### Data under study
= Beginning of Section =

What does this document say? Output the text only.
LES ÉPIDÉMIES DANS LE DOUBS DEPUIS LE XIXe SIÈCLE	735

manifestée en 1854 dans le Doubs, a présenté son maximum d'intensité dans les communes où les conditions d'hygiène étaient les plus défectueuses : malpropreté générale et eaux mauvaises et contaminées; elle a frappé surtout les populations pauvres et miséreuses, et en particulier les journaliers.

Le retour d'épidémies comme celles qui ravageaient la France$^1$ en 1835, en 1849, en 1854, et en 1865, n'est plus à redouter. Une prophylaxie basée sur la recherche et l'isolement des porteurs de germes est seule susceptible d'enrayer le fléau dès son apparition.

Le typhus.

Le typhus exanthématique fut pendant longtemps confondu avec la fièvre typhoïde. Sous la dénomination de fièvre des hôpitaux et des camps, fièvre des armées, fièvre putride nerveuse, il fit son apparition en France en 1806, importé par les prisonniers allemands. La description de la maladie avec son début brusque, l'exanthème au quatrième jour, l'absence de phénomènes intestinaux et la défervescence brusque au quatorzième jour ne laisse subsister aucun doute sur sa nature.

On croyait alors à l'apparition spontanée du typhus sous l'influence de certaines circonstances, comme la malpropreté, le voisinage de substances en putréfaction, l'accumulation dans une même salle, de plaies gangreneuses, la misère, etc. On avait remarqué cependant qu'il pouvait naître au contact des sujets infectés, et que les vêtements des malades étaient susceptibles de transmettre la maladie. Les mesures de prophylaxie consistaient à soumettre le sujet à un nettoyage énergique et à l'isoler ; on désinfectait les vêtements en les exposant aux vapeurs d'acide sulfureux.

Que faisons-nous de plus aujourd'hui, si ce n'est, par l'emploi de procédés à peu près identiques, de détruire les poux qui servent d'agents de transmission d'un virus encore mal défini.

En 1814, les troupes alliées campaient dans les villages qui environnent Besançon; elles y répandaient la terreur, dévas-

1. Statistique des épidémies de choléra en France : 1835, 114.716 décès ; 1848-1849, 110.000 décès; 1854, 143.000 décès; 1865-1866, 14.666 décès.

= End of Section =

### Problem
The records are to be repeated in full, exactly as they stand.

### Completed exercise
What does this document say? Output the text only.
LES ÉPIDÉMIES DANS LE DOUBS DEPUIS LE XIXe SIÈCLE	735

manifestée en 1854 dans le Doubs, a présenté son maximum d'intensité dans les communes où les conditions d'hygiène étaient les plus défectueuses : malpropreté générale et eaux mauvaises et contaminées; elle a frappé surtout les populations pauvres et miséreuses, et en particulier les journaliers.

Le retour d'épidémies comme celles qui ravageaient la France$^1$ en 1835, en 1849, en 1854, et en 1865, n'est plus à redouter. Une prophylaxie basée sur la recherche et l'isolement des porteurs de germes est seule susceptible d'enrayer le fléau dès son apparition.

Le typhus.

Le typhus exanthématique fut pendant longtemps confondu avec la fièvre typhoïde. Sous la dénomination de fièvre des hôpitaux et des camps, fièvre des armées, fièvre putride nerveuse, il fit son apparition en France en 1806, importé par les prisonniers allemands. La description de la maladie avec son début brusque, l'exanthème au quatrième jour, l'absence de phénomènes intestinaux et la défervescence brusque au quatorzième jour ne laisse subsister aucun doute sur sa nature.

On croyait alors à l'apparition spontanée du typhus sous l'influence de certaines circonstances, comme la malpropreté, le voisinage de substances en putréfaction, l'accumulation dans une même salle, de plaies gangreneuses, la misère, etc. On avait remarqué cependant qu'il pouvait naître au contact des sujets infectés, et que les vêtements des malades étaient susceptibles de transmettre la maladie. Les mesures de prophylaxie consistaient à soumettre le sujet à un nettoyage énergique et à l'isoler ; on désinfectait les vêtements en les exposant aux vapeurs d'acide sulfureux.

Que faisons-nous de plus aujourd'hui, si ce n'est, par l'emploi de procédés à peu près identiques, de détruire les poux qui servent d'agents de transmission d'un virus encore mal défini.

En 1814, les troupes alliées campaient dans les villages qui environnent Besançon; elles y répandaient la terreur, dévas-

1. Statistique des épidémies de choléra en France : 1835, 114.716 décès ; 1848-1849, 110.000 décès; 1854, 143.000 décès; 1865-1866, 14.666 décès.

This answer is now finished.